• [Excerpted records]
++++++++

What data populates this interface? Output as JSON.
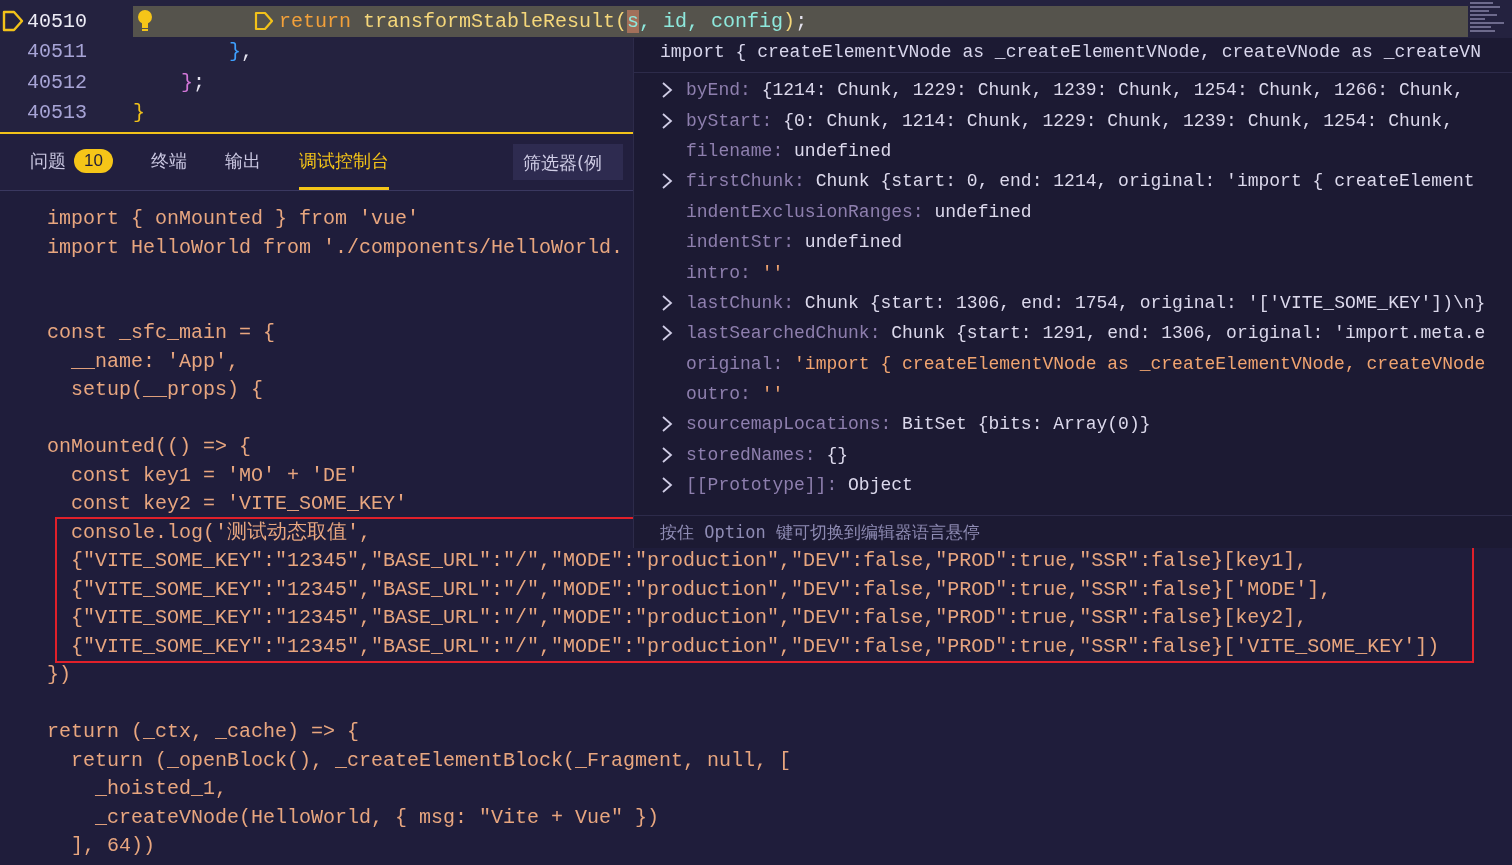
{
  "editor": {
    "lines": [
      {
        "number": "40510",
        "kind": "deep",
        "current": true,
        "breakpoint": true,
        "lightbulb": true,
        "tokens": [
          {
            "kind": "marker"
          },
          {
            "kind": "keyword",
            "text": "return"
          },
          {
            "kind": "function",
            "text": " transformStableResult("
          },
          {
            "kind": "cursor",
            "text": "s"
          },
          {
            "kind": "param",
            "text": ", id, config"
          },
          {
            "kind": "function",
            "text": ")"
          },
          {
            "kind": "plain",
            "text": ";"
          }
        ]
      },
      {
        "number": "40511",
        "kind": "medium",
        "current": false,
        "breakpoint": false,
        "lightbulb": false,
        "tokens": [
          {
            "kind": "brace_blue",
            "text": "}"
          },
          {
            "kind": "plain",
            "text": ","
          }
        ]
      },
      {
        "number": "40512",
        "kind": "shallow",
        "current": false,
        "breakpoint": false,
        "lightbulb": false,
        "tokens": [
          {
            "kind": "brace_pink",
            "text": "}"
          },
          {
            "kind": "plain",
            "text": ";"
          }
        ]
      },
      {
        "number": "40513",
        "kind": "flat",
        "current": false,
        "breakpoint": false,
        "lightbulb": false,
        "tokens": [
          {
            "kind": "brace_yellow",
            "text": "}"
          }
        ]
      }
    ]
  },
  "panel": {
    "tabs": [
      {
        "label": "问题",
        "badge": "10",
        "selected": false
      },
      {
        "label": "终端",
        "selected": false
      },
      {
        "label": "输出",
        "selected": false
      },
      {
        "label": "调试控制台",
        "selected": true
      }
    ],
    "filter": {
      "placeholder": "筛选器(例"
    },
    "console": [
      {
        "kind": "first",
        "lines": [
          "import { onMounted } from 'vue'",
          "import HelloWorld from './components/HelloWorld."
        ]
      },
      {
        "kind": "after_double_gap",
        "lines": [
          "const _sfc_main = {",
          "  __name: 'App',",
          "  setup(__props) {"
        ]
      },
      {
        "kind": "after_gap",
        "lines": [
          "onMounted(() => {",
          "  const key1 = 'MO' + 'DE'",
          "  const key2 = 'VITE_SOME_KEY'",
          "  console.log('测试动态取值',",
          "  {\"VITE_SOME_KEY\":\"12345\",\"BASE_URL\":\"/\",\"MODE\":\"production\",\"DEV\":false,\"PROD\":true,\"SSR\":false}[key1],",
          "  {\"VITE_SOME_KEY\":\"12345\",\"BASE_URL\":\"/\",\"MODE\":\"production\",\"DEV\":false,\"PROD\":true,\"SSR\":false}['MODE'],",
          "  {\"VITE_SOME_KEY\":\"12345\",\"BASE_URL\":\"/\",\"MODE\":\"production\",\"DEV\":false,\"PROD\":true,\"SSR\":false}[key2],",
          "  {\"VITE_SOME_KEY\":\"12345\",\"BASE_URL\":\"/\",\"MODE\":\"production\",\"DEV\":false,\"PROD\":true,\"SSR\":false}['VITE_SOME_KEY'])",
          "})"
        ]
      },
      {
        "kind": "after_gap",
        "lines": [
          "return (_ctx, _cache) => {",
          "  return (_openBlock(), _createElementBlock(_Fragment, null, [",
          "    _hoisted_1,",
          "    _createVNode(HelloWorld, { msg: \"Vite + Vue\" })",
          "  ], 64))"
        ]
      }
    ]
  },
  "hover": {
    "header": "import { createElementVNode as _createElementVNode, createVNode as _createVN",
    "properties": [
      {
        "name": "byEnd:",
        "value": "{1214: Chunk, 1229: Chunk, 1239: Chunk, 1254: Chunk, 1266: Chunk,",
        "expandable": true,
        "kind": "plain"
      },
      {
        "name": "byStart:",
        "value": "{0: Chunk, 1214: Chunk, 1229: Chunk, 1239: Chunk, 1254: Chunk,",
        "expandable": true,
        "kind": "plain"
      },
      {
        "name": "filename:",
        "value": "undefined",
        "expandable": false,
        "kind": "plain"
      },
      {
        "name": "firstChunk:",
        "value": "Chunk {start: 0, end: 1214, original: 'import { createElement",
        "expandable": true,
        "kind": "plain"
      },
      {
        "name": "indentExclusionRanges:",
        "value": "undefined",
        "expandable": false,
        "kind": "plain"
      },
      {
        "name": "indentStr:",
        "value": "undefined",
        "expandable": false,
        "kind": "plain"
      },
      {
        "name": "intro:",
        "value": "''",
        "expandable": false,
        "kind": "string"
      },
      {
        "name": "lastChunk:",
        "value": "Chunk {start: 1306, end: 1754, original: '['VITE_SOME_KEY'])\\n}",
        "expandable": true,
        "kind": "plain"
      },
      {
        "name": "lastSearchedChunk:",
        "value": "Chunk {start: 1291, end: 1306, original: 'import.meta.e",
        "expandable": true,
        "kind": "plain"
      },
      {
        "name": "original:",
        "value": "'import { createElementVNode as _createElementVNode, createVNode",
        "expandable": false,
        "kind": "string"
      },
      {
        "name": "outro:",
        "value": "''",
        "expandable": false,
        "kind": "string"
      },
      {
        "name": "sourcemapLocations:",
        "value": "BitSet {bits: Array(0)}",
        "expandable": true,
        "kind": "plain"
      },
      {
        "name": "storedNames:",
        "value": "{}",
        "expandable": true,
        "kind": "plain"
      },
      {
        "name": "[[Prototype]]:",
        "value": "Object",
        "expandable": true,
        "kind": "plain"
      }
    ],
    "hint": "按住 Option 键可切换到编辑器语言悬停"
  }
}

++++++++

• [Written instruction] Find all the lines containing "const" in the material, then copy them.

• [Exercise solution]
          "const _sfc_main = {",
          "  const key1 = 'MO' + 'DE'",
          "  const key2 = 'VITE_SOME_KEY'",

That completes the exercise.